=== Dataset records ===
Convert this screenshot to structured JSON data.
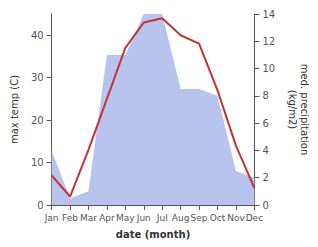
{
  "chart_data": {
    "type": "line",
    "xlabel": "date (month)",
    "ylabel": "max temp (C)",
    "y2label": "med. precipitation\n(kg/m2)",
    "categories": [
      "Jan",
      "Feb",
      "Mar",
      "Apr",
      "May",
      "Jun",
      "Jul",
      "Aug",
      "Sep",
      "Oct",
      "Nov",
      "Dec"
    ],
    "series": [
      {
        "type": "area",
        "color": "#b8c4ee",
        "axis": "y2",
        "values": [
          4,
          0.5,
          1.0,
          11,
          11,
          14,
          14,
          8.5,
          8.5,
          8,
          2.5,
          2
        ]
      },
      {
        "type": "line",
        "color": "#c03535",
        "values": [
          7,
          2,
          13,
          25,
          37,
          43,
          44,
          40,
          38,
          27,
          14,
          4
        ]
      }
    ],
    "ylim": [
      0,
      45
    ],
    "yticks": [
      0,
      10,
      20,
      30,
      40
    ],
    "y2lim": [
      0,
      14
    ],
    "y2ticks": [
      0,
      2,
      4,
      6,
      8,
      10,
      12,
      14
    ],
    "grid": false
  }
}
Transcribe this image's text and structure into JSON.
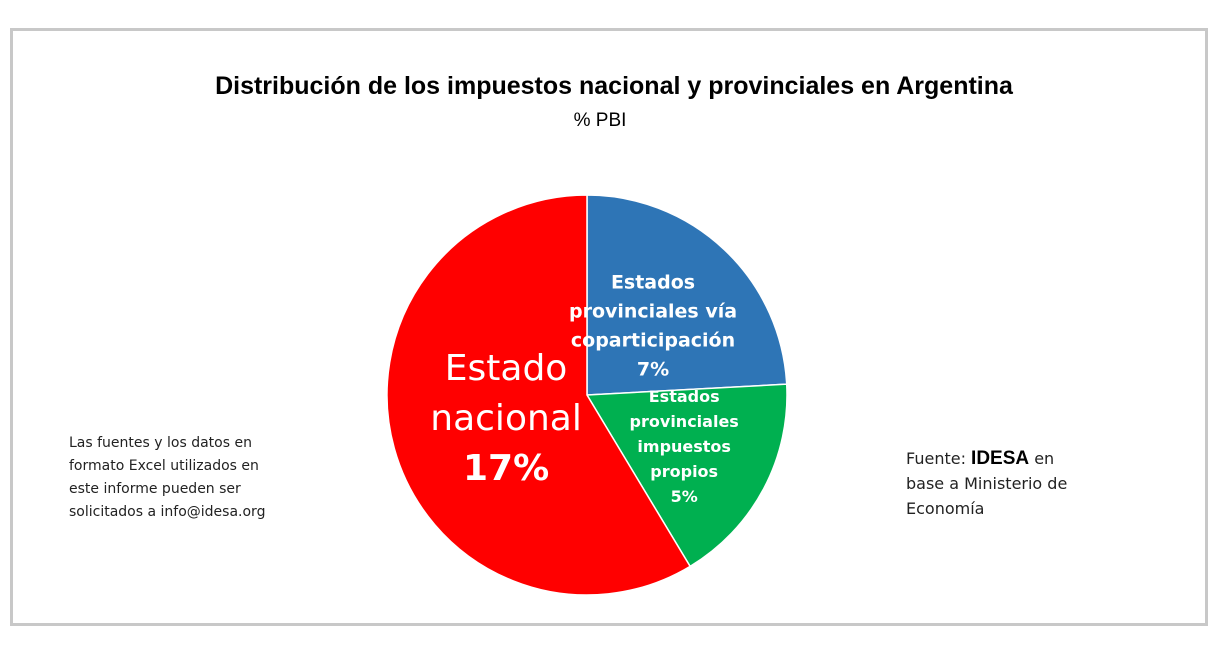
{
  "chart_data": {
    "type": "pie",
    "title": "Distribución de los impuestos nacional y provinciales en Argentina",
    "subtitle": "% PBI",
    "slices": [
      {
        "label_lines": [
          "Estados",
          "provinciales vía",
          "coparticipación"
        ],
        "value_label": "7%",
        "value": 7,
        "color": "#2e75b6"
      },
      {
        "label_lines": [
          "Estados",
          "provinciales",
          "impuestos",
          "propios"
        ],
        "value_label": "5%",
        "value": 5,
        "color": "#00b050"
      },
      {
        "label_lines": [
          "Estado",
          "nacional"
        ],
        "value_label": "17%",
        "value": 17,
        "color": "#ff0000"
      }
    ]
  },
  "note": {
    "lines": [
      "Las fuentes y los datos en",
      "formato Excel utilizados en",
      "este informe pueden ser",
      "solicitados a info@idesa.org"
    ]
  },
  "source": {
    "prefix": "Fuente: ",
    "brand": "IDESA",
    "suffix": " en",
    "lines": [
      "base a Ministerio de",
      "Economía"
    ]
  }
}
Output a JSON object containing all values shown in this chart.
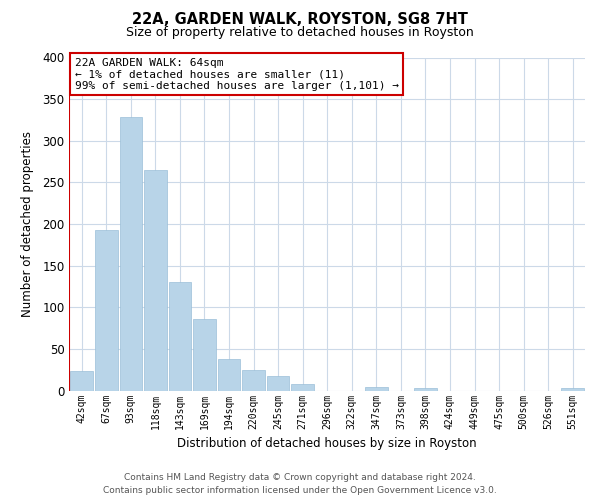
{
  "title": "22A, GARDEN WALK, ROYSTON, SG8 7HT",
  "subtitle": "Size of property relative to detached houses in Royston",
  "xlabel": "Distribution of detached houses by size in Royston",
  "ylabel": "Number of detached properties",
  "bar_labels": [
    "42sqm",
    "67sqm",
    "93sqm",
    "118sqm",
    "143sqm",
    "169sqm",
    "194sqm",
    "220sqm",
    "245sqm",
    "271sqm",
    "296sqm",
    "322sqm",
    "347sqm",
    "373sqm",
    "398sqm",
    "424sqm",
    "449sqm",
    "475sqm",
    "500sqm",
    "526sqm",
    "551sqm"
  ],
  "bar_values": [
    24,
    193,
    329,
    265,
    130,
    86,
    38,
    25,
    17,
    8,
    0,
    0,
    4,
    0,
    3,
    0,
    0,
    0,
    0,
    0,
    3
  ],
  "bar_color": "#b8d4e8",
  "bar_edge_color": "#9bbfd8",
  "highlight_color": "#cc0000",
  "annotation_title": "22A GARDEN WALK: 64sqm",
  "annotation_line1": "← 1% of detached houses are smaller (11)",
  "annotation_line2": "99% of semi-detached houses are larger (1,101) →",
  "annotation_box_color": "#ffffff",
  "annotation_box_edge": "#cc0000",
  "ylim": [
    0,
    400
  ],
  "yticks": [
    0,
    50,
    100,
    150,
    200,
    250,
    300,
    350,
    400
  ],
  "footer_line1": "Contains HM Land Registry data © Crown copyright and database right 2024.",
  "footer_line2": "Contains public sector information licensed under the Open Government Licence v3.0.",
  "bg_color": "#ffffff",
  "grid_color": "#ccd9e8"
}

=== Stated problem ===
Find every line in the records above that holds the word "GARDEN", and copy each one.

=== Full response ===
  "title": "22A, GARDEN WALK, ROYSTON, SG8 7HT",
  "annotation_title": "22A GARDEN WALK: 64sqm",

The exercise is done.